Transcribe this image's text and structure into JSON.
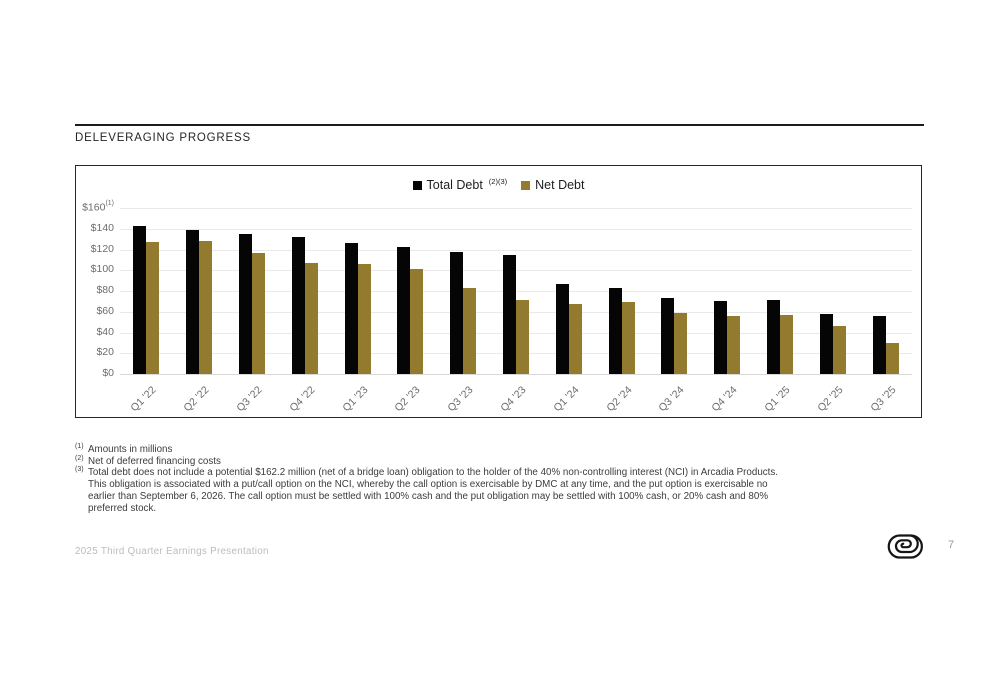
{
  "slide": {
    "title": "DELEVERAGING PROGRESS",
    "footer_left": "2025 Third Quarter Earnings Presentation",
    "page_number": "7",
    "logo": "dmc-spiral-logo"
  },
  "footnotes": [
    {
      "marker": "(1)",
      "lines": [
        "Amounts in millions"
      ]
    },
    {
      "marker": "(2)",
      "lines": [
        "Net of deferred financing costs"
      ]
    },
    {
      "marker": "(3)",
      "lines": [
        "Total debt does not include a potential $162.2 million (net of a bridge loan) obligation to the holder of the 40% non-controlling interest (NCI) in Arcadia Products.",
        "This obligation is associated with a put/call option on the NCI, whereby the call option is exercisable by DMC at any time, and the put option is exercisable no",
        "earlier than September 6, 2026. The call option must be settled with 100% cash and the put obligation may be settled with 100% cash, or 20% cash and 80%",
        "preferred stock."
      ]
    }
  ],
  "chart_data": {
    "type": "bar",
    "title": "",
    "categories": [
      "Q1 '22",
      "Q2 '22",
      "Q3 '22",
      "Q4 '22",
      "Q1 '23",
      "Q2 '23",
      "Q3 '23",
      "Q4 '23",
      "Q1 '24",
      "Q2 '24",
      "Q3 '24",
      "Q4 '24",
      "Q1 '25",
      "Q2 '25",
      "Q3 '25"
    ],
    "series": [
      {
        "name": "Total Debt",
        "superscript": "(2)(3)",
        "color": "#050505",
        "values": [
          143,
          139,
          135,
          132,
          126,
          122,
          118,
          115,
          87,
          83,
          73,
          70,
          71,
          58,
          56
        ]
      },
      {
        "name": "Net Debt",
        "superscript": "",
        "color": "#927A2E",
        "values": [
          127,
          128,
          117,
          107,
          106,
          101,
          83,
          71,
          67,
          69,
          59,
          56,
          57,
          46,
          30
        ]
      }
    ],
    "ylabel_prefix": "$",
    "ylim": [
      0,
      160
    ],
    "ytick_step": 20,
    "ytick_superscript_top": "(1)",
    "grid": true,
    "legend_position": "top-center"
  }
}
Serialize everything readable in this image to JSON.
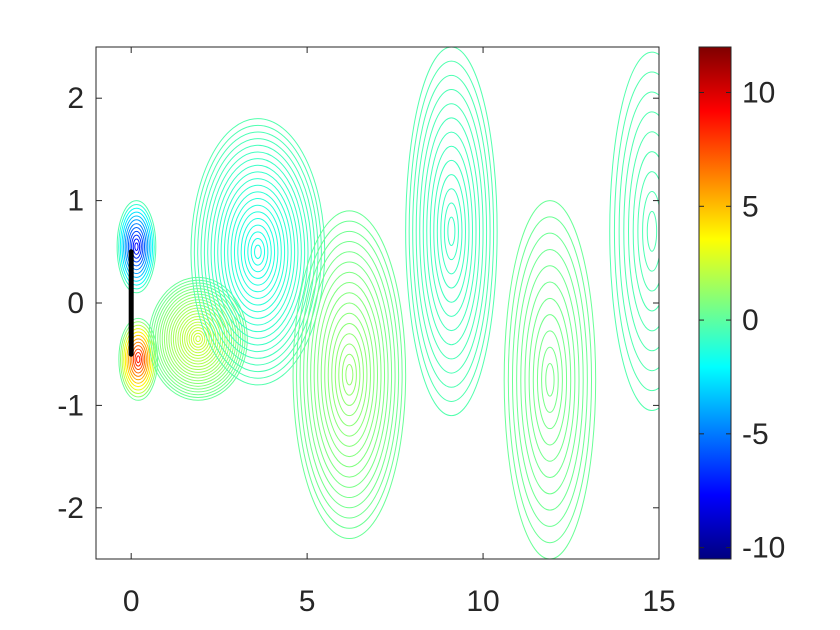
{
  "chart_data": {
    "type": "contour",
    "title": "",
    "xlabel": "",
    "ylabel": "",
    "xlim": [
      -1,
      15
    ],
    "ylim": [
      -2.5,
      2.5
    ],
    "x_ticks": [
      0,
      5,
      10,
      15
    ],
    "x_tick_labels": [
      "0",
      "5",
      "10",
      "15"
    ],
    "y_ticks": [
      -2,
      -1,
      0,
      1,
      2
    ],
    "y_tick_labels": [
      "-2",
      "-1",
      "0",
      "1",
      "2"
    ],
    "grid": false,
    "colormap": "jet",
    "colorbar": {
      "range": [
        -10.5,
        12
      ],
      "ticks": [
        -10,
        -5,
        0,
        5,
        10
      ],
      "tick_labels": [
        "-10",
        "-5",
        "0",
        "5",
        "10"
      ]
    },
    "plate": {
      "x": 0,
      "y_range": [
        -0.5,
        0.5
      ]
    },
    "vortices": [
      {
        "x": 0.15,
        "y": 0.55,
        "rx": 0.55,
        "ry": 0.45,
        "peak": -8,
        "levels": 12
      },
      {
        "x": 0.2,
        "y": -0.55,
        "rx": 0.55,
        "ry": 0.4,
        "peak": 9,
        "levels": 12
      },
      {
        "x": 1.9,
        "y": -0.35,
        "rx": 1.4,
        "ry": 0.6,
        "peak": 2.5,
        "levels": 22
      },
      {
        "x": 3.6,
        "y": 0.5,
        "rx": 1.9,
        "ry": 1.3,
        "peak": -1.6,
        "levels": 20
      },
      {
        "x": 6.2,
        "y": -0.7,
        "rx": 1.6,
        "ry": 1.6,
        "peak": 1.2,
        "levels": 16
      },
      {
        "x": 9.1,
        "y": 0.7,
        "rx": 1.3,
        "ry": 1.8,
        "peak": -0.8,
        "levels": 13
      },
      {
        "x": 11.9,
        "y": -0.75,
        "rx": 1.3,
        "ry": 1.75,
        "peak": 0.6,
        "levels": 11
      },
      {
        "x": 14.8,
        "y": 0.7,
        "rx": 1.2,
        "ry": 1.75,
        "peak": -0.4,
        "levels": 9
      }
    ]
  }
}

• _Problem to solve_
Tally the lines of the data that hold the string "option". Answer with the number and nothing more.

• _Output_
2